Stated task:
In the entries below, find the lines that contain the word "พฤษภาคม" and copy them.

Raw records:
+ + + + + + +

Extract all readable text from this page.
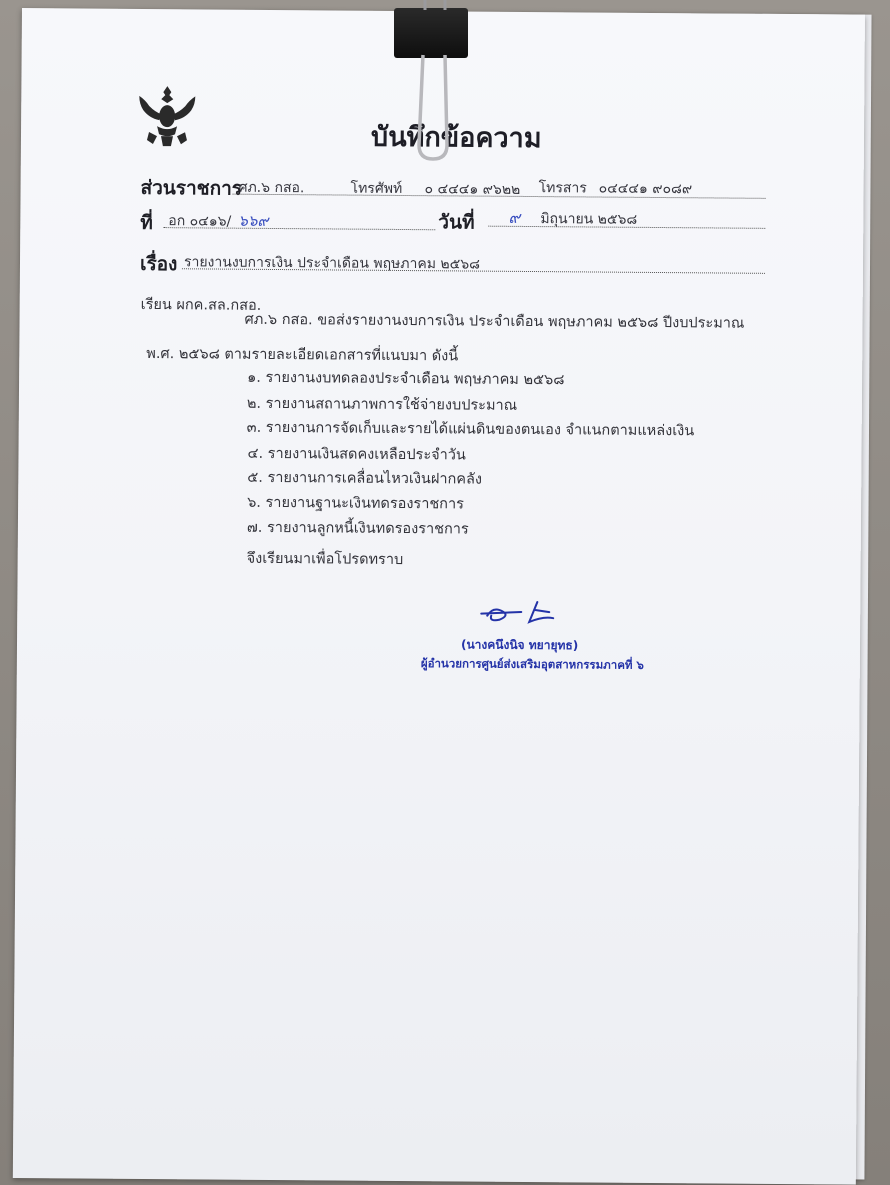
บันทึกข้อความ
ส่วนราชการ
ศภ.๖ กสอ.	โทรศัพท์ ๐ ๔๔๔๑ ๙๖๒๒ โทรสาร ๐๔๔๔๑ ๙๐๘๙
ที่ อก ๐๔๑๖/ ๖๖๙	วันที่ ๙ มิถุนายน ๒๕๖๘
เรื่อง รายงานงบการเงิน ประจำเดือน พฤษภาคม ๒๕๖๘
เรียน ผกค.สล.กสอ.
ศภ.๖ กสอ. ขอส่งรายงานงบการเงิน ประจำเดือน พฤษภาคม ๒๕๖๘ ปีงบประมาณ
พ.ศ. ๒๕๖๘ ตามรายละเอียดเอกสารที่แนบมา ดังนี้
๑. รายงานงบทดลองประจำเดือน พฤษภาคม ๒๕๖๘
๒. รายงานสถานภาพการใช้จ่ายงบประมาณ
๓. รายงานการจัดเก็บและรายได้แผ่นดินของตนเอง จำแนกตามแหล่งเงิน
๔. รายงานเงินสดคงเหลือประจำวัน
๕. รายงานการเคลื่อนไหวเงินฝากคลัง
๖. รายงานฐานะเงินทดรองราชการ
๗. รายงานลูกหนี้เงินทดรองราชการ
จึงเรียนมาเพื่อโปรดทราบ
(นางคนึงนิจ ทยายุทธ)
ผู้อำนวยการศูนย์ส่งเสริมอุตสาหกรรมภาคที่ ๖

+ + + + + + +

Completed exercise:
เรื่อง รายงานงบการเงิน ประจำเดือน พฤษภาคม ๒๕๖๘
ศภ.๖ กสอ. ขอส่งรายงานงบการเงิน ประจำเดือน พฤษภาคม ๒๕๖๘ ปีงบประมาณ
๑. รายงานงบทดลองประจำเดือน พฤษภาคม ๒๕๖๘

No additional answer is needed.